→ **EXERCISE DESCRIPTION**
Below is a listing. Gather each line of it that contains "veya".

→ **Dataset records**

---*---

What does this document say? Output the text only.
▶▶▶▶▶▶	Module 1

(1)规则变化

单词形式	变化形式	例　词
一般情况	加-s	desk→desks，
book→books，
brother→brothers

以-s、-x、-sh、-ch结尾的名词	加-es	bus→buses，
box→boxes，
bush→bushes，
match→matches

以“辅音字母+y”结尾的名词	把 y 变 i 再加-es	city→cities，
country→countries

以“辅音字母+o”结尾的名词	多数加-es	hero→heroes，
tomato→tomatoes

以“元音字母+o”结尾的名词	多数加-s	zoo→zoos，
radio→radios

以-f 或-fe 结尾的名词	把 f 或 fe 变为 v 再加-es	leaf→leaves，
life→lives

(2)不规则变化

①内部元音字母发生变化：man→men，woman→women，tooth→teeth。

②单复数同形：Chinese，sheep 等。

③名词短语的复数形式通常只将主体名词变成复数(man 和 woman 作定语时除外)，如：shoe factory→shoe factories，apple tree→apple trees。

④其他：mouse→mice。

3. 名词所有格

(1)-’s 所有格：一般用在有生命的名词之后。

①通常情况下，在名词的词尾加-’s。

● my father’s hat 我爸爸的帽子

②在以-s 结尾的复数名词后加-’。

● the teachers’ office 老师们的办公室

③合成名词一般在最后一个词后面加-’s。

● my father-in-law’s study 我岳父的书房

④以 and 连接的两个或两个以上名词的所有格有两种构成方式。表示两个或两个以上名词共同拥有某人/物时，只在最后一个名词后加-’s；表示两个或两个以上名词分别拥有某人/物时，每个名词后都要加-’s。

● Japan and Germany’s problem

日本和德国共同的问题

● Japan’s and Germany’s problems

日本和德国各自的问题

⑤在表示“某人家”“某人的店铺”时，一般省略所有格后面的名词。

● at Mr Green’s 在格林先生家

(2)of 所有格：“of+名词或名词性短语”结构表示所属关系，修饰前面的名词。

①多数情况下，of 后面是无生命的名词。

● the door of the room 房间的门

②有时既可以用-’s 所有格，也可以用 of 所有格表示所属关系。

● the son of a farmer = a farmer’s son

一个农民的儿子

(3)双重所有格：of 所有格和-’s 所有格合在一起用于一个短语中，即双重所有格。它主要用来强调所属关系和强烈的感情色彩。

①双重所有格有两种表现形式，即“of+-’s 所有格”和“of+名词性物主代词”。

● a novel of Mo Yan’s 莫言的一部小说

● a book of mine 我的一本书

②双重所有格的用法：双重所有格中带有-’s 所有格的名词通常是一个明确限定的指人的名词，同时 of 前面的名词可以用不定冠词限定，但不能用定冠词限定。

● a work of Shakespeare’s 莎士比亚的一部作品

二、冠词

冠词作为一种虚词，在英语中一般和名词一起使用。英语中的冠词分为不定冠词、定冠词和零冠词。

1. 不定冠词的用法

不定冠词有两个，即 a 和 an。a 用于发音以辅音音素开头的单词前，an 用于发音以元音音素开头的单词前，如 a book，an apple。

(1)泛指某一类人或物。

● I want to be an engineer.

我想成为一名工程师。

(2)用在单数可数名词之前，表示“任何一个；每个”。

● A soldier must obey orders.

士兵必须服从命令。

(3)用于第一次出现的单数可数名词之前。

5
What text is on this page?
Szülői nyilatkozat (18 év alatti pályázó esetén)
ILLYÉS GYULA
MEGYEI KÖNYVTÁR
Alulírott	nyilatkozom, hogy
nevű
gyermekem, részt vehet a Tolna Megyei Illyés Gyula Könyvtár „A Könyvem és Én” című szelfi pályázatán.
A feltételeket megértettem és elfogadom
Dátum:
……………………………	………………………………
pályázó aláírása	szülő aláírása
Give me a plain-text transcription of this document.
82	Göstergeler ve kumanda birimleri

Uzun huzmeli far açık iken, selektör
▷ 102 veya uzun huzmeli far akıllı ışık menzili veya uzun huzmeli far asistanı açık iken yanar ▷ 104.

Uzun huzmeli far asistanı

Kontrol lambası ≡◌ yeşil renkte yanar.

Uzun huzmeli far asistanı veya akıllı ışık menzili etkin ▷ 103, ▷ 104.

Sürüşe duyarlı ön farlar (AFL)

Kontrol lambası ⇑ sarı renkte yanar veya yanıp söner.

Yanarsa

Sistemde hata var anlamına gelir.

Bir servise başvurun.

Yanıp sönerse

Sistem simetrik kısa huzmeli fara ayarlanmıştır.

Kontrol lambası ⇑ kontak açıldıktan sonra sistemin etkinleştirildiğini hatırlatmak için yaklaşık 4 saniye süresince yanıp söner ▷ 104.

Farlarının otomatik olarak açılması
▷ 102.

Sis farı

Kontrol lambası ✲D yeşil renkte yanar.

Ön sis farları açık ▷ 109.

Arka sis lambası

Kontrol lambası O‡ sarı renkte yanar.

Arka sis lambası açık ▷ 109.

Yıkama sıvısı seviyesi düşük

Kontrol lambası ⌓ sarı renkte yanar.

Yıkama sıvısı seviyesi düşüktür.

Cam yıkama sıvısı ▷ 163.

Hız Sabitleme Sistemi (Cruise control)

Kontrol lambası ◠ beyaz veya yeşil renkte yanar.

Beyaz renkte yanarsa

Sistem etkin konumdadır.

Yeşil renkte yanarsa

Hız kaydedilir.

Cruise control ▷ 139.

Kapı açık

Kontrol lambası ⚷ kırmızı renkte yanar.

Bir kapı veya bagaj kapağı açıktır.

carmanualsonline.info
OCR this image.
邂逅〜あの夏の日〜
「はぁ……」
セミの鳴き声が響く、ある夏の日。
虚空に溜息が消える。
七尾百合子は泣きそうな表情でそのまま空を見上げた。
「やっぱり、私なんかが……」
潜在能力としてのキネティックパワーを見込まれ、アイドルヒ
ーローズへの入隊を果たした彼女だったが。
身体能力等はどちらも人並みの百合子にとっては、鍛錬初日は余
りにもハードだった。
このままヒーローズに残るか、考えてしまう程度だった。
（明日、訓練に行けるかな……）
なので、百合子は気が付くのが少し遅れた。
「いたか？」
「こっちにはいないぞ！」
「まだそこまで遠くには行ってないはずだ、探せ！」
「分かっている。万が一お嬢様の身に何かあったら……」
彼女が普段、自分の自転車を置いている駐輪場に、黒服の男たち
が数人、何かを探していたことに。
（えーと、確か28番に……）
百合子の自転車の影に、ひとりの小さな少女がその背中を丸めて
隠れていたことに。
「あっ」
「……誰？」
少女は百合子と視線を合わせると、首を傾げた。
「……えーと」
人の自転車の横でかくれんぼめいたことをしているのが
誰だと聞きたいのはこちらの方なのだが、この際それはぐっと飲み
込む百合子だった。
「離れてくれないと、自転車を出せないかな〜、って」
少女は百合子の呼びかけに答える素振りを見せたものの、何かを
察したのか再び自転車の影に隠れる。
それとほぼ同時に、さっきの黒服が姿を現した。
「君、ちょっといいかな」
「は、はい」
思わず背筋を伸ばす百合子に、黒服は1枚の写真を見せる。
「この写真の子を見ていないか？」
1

---*---

→ **FINISHED TASK**
▷ 102 veya uzun huzmeli far akıllı ışık menzili veya uzun huzmeli far asistanı açık iken yanar ▷ 104.
Uzun huzmeli far asistanı veya akıllı ışık menzili etkin ▷ 103, ▷ 104.
Kontrol lambası ⇑ sarı renkte yanar veya yanıp söner.
Kontrol lambası ◠ beyaz veya yeşil renkte yanar.
Bir kapı veya bagaj kapağı açıktır.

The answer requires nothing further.